■ **Required work**
Reproduce, unchanged, the rows starting at the one that contains "tile-label: 随机数字记忆 [49,591,169,615]" and ending at the one that contains "section-title-label: 段位挑战 [18,65,98,90]", both included, and nothing else.

■ **Dataset records**
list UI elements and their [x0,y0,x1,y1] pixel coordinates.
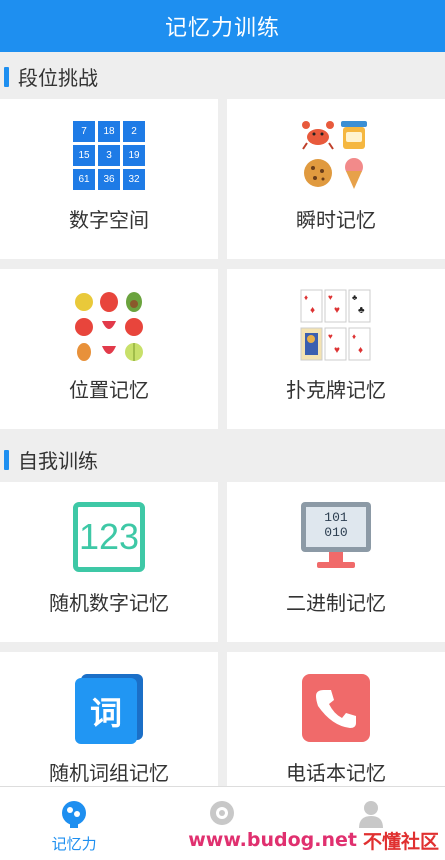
tile-label: 随机数字记忆 [49,591,169,615]
playing-cards-icon: ♦ ♦ ♥ ♥ ♣ ♣ ♥ ♥ ♦ ♦ [300,289,372,363]
watermark-url: www.budog.net [188,829,357,851]
tile-random-number-memory[interactable]: 123 随机数字记忆 [0,482,218,642]
watermark: www.budog.net 不懂社区 [188,826,439,854]
nav-item-memory[interactable]: 记忆力 [0,787,148,860]
svg-text:♦: ♦ [358,345,363,356]
number-grid-icon: 7 18 2 15 3 19 61 36 32 [73,121,145,190]
tile-number-space[interactable]: 7 18 2 15 3 19 61 36 32 数字空间 [0,99,218,259]
section-title-label: 段位挑战 [18,65,98,90]
food-items-icon [301,119,371,191]
section-title-label: 自我训练 [18,448,98,473]
tile-label: 随机词组记忆 [49,761,169,785]
word-book-icon: 词 [73,672,145,746]
svg-text:♣: ♣ [352,293,358,302]
nav-label: 记忆力 [51,835,97,853]
svg-text:♥: ♥ [328,332,333,341]
tile-label: 扑克牌记忆 [286,378,386,402]
tile-label: 位置记忆 [69,378,149,402]
svg-text:♥: ♥ [334,305,340,316]
svg-text:♦: ♦ [304,293,308,302]
section-accent-bar [4,450,9,470]
svg-text:♦: ♦ [352,332,356,341]
tile-label: 二进制记忆 [286,591,386,615]
svg-text:♥: ♥ [334,345,340,356]
phone-book-icon [300,672,372,744]
app-header: 记忆力训练 [0,0,445,52]
user-icon [358,801,383,828]
tile-label: 瞬时记忆 [296,208,376,232]
watermark-text: 不懂社区 [362,830,439,853]
tile-label: 电话本记忆 [286,761,386,785]
section-title-self-training: 自我训练 [0,436,445,482]
eye-icon [210,801,235,825]
fruit-grid-icon [72,291,146,363]
tile-position-memory[interactable]: 位置记忆 [0,269,218,429]
page-title: 记忆力训练 [164,16,280,41]
svg-text:♣: ♣ [358,305,365,316]
tile-label: 数字空间 [69,208,149,232]
svg-text:♦: ♦ [310,305,315,316]
digits-123-icon: 123 [73,502,145,572]
tile-instant-memory[interactable]: 瞬时记忆 [227,99,445,259]
tile-binary-memory[interactable]: 101 010 二进制记忆 [227,482,445,642]
section-title-challenge: 段位挑战 [0,53,445,99]
brain-icon [62,801,87,828]
binary-monitor-icon: 101 010 [299,500,373,574]
section-accent-bar [4,67,9,87]
tile-poker-memory[interactable]: ♦ ♦ ♥ ♥ ♣ ♣ ♥ ♥ ♦ ♦ 扑克牌记忆 [227,269,445,429]
svg-text:♥: ♥ [328,293,333,302]
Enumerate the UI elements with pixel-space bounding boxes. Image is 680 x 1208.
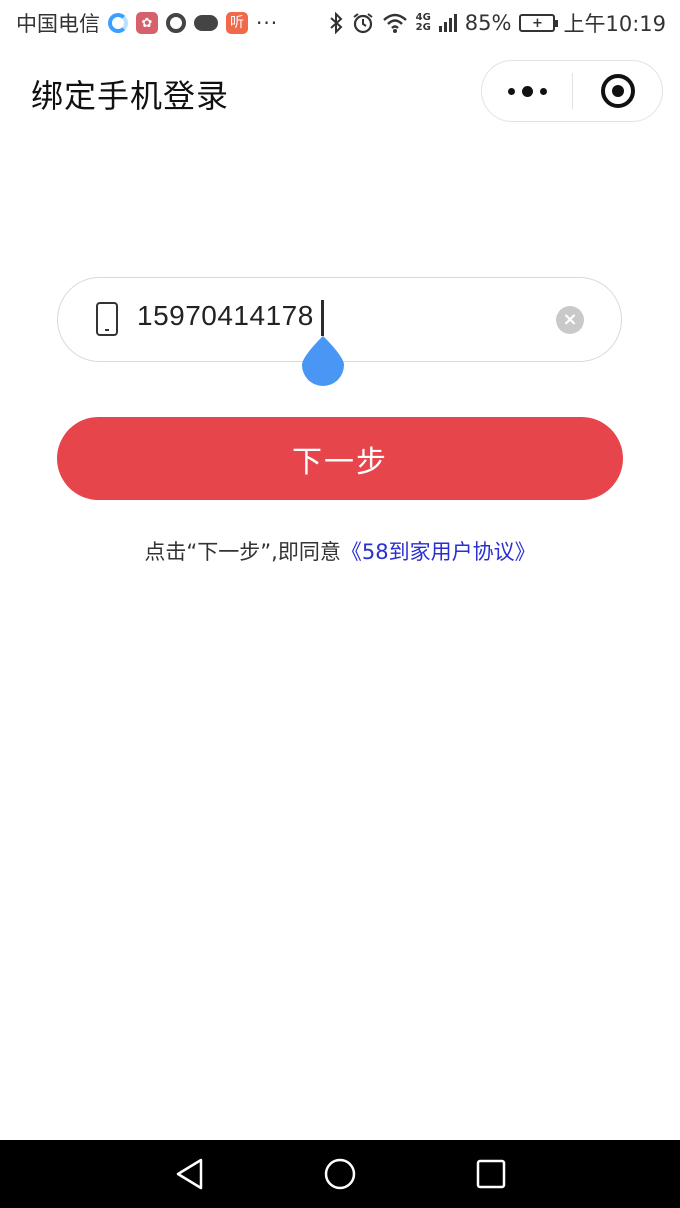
more-menu-button[interactable] (482, 61, 572, 121)
title-bar: 绑定手机登录 (0, 60, 680, 122)
status-bar-right: 4G 2G 85% + 上午10:19 (328, 8, 666, 38)
battery-charging-icon: + (519, 14, 559, 32)
clear-input-button[interactable]: × (556, 306, 584, 334)
cursor-drag-handle[interactable] (302, 336, 344, 386)
signal-icon (438, 14, 457, 32)
agreement-text: 点击“下一步”,即同意《58到家用户协议》 (0, 536, 680, 566)
network-bottom-label: 2G (415, 22, 431, 33)
browser-app-icon (108, 13, 128, 33)
battery-percent: 85% (464, 11, 512, 35)
qq-app-icon (166, 13, 186, 33)
back-triangle-icon[interactable] (173, 1157, 207, 1191)
recent-apps-square-icon[interactable] (474, 1157, 508, 1191)
mini-program-capsule (481, 60, 663, 122)
huawei-app-icon: ✿ (136, 12, 158, 34)
more-dot-icon (507, 87, 515, 95)
status-bar-left: 中国电信 ✿ 听 ··· (16, 8, 278, 38)
cloud-download-icon (194, 15, 218, 31)
phone-number-input[interactable]: 15970414178 (137, 300, 314, 332)
mobile-phone-icon (96, 302, 118, 336)
text-cursor (321, 300, 324, 336)
status-bar: 中国电信 ✿ 听 ··· 4G 2G 85% + 上午10:19 (0, 0, 680, 46)
network-type-label: 4G 2G (416, 13, 431, 33)
listen-app-icon: 听 (226, 12, 248, 34)
user-agreement-link[interactable]: 《58到家用户协议》 (341, 540, 536, 564)
page-title: 绑定手机登录 (31, 77, 230, 115)
system-navigation-bar (0, 1140, 680, 1208)
more-dot-icon (539, 87, 547, 95)
more-notifications-icon: ··· (256, 11, 279, 35)
home-circle-icon[interactable] (323, 1157, 357, 1191)
bluetooth-icon (329, 12, 343, 34)
alarm-icon (353, 13, 373, 34)
clock: 上午10:19 (563, 12, 666, 36)
target-icon (600, 74, 635, 108)
close-mini-program-button[interactable] (573, 61, 662, 121)
carrier-label: 中国电信 (16, 12, 100, 36)
agreement-prefix: 点击“下一步”,即同意 (144, 540, 341, 564)
wifi-icon (382, 13, 407, 33)
more-dot-icon (521, 85, 533, 97)
next-step-button[interactable]: 下一步 (57, 417, 623, 500)
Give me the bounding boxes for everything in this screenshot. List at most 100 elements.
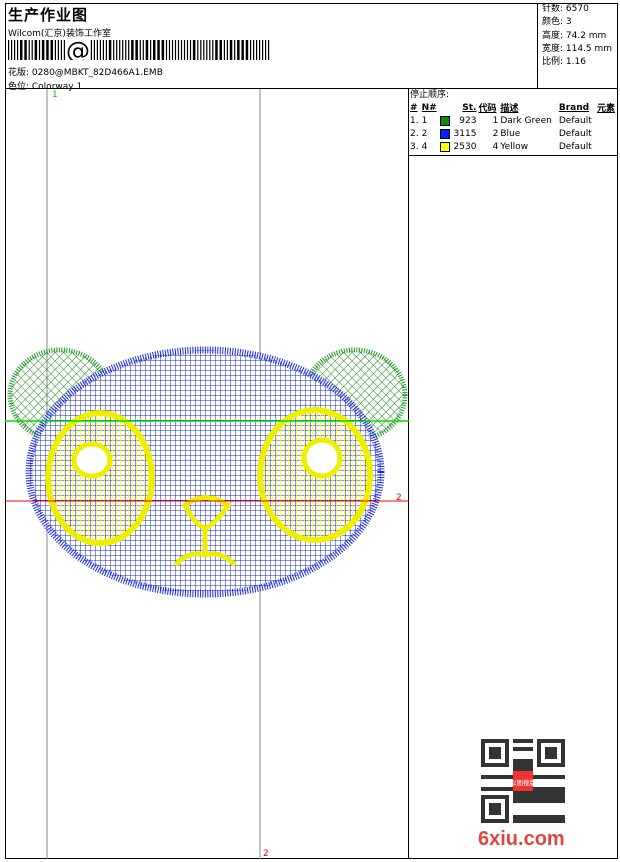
qr-module xyxy=(561,815,565,819)
qr-module xyxy=(557,815,561,819)
row-number: 4 xyxy=(421,141,428,152)
stitch-count: 923 xyxy=(459,115,477,126)
qr-module xyxy=(513,819,517,823)
qr-module xyxy=(481,787,485,791)
barcode-bar xyxy=(253,40,255,60)
barcode-bar xyxy=(186,40,189,60)
qr-module xyxy=(525,799,529,803)
qr-module xyxy=(497,787,501,791)
qr-module xyxy=(525,739,529,743)
qr-module xyxy=(525,747,529,751)
qr-module xyxy=(529,739,533,743)
row-brand: Default xyxy=(558,115,592,126)
barcode-bar xyxy=(8,40,10,60)
qr-module xyxy=(521,767,525,771)
qr-module xyxy=(545,787,549,791)
barcode-bar xyxy=(219,40,222,60)
stop-sequence-table: # N# St. 代码 描述 Brand 元素 1. 1 923 1 Dark Gree… xyxy=(409,101,618,153)
qr-module xyxy=(529,791,533,795)
qr-module xyxy=(533,815,537,819)
row-brand: Default xyxy=(558,128,592,139)
barcode-bar xyxy=(90,40,92,60)
qr-module xyxy=(557,799,561,803)
page-title: 生产作业图 xyxy=(8,6,89,24)
barcode-bar xyxy=(180,40,183,60)
qr-module xyxy=(545,819,549,823)
col-index: # xyxy=(410,102,418,113)
stop-row: 3. 4 2530 4 Yellow Default xyxy=(409,140,618,153)
qr-module xyxy=(533,795,537,799)
barcode-bar xyxy=(256,40,258,60)
qr-module xyxy=(553,815,557,819)
row-stitches: 2530 xyxy=(439,140,477,153)
qr-module xyxy=(521,791,525,795)
barcode-bar xyxy=(116,40,118,60)
qr-module xyxy=(549,819,553,823)
design-canvas: 1 2 2 xyxy=(5,89,409,859)
barcode-bar xyxy=(237,40,240,60)
barcode-bar xyxy=(38,40,41,60)
stitch-count: 针数: 6570 xyxy=(542,4,589,14)
barcode-bar xyxy=(54,40,56,60)
col-element: 元素 xyxy=(597,104,616,114)
qr-module xyxy=(561,819,565,823)
barcode-bar xyxy=(125,40,127,60)
qr-module xyxy=(537,791,541,795)
qr-module xyxy=(557,791,561,795)
qr-module xyxy=(513,763,517,767)
qr-module xyxy=(505,787,509,791)
stop-sequence-title: 停止顺序: xyxy=(410,90,450,100)
color-swatch xyxy=(440,141,451,152)
qr-module xyxy=(529,763,533,767)
qr-module xyxy=(529,799,533,803)
qr-module xyxy=(553,819,557,823)
qr-module xyxy=(517,795,521,799)
qr-module xyxy=(513,759,517,763)
barcode-bar xyxy=(60,40,62,60)
barcode-bar xyxy=(234,40,236,60)
qr-module xyxy=(529,795,533,799)
barcode-bar xyxy=(119,40,121,60)
qr-module xyxy=(485,775,489,779)
qr-code: 以图搜版 xyxy=(481,739,565,823)
qr-module xyxy=(509,787,513,791)
barcode-bar xyxy=(262,40,264,60)
barcode-bar xyxy=(14,40,16,60)
qr-module xyxy=(553,799,557,803)
barcode-bar xyxy=(108,40,112,60)
barcode-bar xyxy=(105,40,107,60)
qr-module xyxy=(545,815,549,819)
row-index: 3. xyxy=(410,141,419,152)
barcode-bar xyxy=(183,40,186,60)
barcode-bar xyxy=(168,40,171,60)
col-number: N# xyxy=(421,102,437,113)
qr-module xyxy=(557,775,561,779)
qr-module xyxy=(557,819,561,823)
barcode-bar xyxy=(250,40,252,60)
barcode-bar xyxy=(209,40,211,60)
row-index: 2. xyxy=(410,128,419,139)
guide-label-2: 2 xyxy=(396,493,402,503)
barcode-bar xyxy=(223,40,225,60)
row-code: 2 xyxy=(492,128,499,139)
qr-module xyxy=(517,767,521,771)
qr-module xyxy=(541,791,545,795)
barcode-bar xyxy=(215,40,218,60)
qr-module xyxy=(513,739,517,743)
barcode-bar xyxy=(28,40,30,60)
qr-module xyxy=(513,767,517,771)
qr-module xyxy=(485,787,489,791)
qr-module xyxy=(517,791,521,795)
barcode-bar xyxy=(268,40,270,60)
qr-module xyxy=(557,787,561,791)
qr-module xyxy=(537,787,541,791)
company-name: Wilcom(汇京)装饰工作室 xyxy=(8,29,111,39)
qr-module xyxy=(521,815,525,819)
qr-module xyxy=(529,759,533,763)
qr-module xyxy=(533,787,537,791)
barcode-bar xyxy=(229,40,233,60)
barcode-bar xyxy=(139,40,141,60)
qr-module xyxy=(541,795,545,799)
qr-module xyxy=(545,799,549,803)
row-stitches: 3115 xyxy=(439,127,477,140)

■ **Response to this exercise**
tile-label: 随机数字记忆 [49,591,169,615]
playing-cards-icon: ♦ ♦ ♥ ♥ ♣ ♣ ♥ ♥ ♦ ♦ [300,289,372,363]
watermark-url: www.budog.net [188,829,357,851]
tile-random-number-memory[interactable]: 123 随机数字记忆 [0,482,218,642]
watermark: www.budog.net 不懂社区 [188,826,439,854]
nav-item-memory[interactable]: 记忆力 [0,787,148,860]
svg-text:♦: ♦ [358,345,363,356]
number-grid-icon: 7 18 2 15 3 19 61 36 32 [73,121,145,190]
tile-number-space[interactable]: 7 18 2 15 3 19 61 36 32 数字空间 [0,99,218,259]
section-title-label: 段位挑战 [18,65,98,90]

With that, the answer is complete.